***** Records for the exercise *****
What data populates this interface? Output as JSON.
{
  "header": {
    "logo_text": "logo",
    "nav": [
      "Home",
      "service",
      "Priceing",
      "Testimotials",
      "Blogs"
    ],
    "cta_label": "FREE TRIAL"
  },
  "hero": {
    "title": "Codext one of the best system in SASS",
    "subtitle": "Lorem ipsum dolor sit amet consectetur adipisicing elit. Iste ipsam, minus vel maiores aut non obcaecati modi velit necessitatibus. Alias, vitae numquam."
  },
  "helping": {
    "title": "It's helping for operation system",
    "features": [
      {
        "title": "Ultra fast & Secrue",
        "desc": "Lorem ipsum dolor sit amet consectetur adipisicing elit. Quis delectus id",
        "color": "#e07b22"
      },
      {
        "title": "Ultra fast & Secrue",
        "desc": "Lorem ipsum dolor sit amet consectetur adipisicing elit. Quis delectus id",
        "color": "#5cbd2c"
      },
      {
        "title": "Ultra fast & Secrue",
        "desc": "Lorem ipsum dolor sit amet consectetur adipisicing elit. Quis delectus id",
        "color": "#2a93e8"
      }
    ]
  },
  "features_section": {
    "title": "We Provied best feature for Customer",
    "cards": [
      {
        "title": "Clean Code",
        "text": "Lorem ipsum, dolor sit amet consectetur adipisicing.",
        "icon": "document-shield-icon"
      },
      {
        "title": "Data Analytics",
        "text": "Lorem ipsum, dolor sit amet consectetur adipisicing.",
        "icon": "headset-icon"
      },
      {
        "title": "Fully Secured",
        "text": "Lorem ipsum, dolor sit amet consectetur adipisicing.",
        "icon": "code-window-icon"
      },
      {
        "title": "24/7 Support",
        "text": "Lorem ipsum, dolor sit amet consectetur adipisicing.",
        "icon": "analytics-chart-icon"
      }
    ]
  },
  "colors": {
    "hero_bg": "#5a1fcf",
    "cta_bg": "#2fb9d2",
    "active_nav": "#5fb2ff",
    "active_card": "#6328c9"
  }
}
*****
Short task: Make a verbatim copy of every entry shown above.

Solution to the problem:
What data populates this interface? Output as JSON.
{
  "header": {
    "logo_text": "logo",
    "nav": [
      "Home",
      "service",
      "Priceing",
      "Testimotials",
      "Blogs"
    ],
    "cta_label": "FREE TRIAL"
  },
  "hero": {
    "title": "Codext one of the best system in SASS",
    "subtitle": "Lorem ipsum dolor sit amet consectetur adipisicing elit. Iste ipsam, minus vel maiores aut non obcaecati modi velit necessitatibus. Alias, vitae numquam."
  },
  "helping": {
    "title": "It's helping for operation system",
    "features": [
      {
        "title": "Ultra fast & Secrue",
        "desc": "Lorem ipsum dolor sit amet consectetur adipisicing elit. Quis delectus id",
        "color": "#e07b22"
      },
      {
        "title": "Ultra fast & Secrue",
        "desc": "Lorem ipsum dolor sit amet consectetur adipisicing elit. Quis delectus id",
        "color": "#5cbd2c"
      },
      {
        "title": "Ultra fast & Secrue",
        "desc": "Lorem ipsum dolor sit amet consectetur adipisicing elit. Quis delectus id",
        "color": "#2a93e8"
      }
    ]
  },
  "features_section": {
    "title": "We Provied best feature for Customer",
    "cards": [
      {
        "title": "Clean Code",
        "text": "Lorem ipsum, dolor sit amet consectetur adipisicing.",
        "icon": "document-shield-icon"
      },
      {
        "title": "Data Analytics",
        "text": "Lorem ipsum, dolor sit amet consectetur adipisicing.",
        "icon": "headset-icon"
      },
      {
        "title": "Fully Secured",
        "text": "Lorem ipsum, dolor sit amet consectetur adipisicing.",
        "icon": "code-window-icon"
      },
      {
        "title": "24/7 Support",
        "text": "Lorem ipsum, dolor sit amet consectetur adipisicing.",
        "icon": "analytics-chart-icon"
      }
    ]
  },
  "colors": {
    "hero_bg": "#5a1fcf",
    "cta_bg": "#2fb9d2",
    "active_nav": "#5fb2ff",
    "active_card": "#6328c9"
  }
}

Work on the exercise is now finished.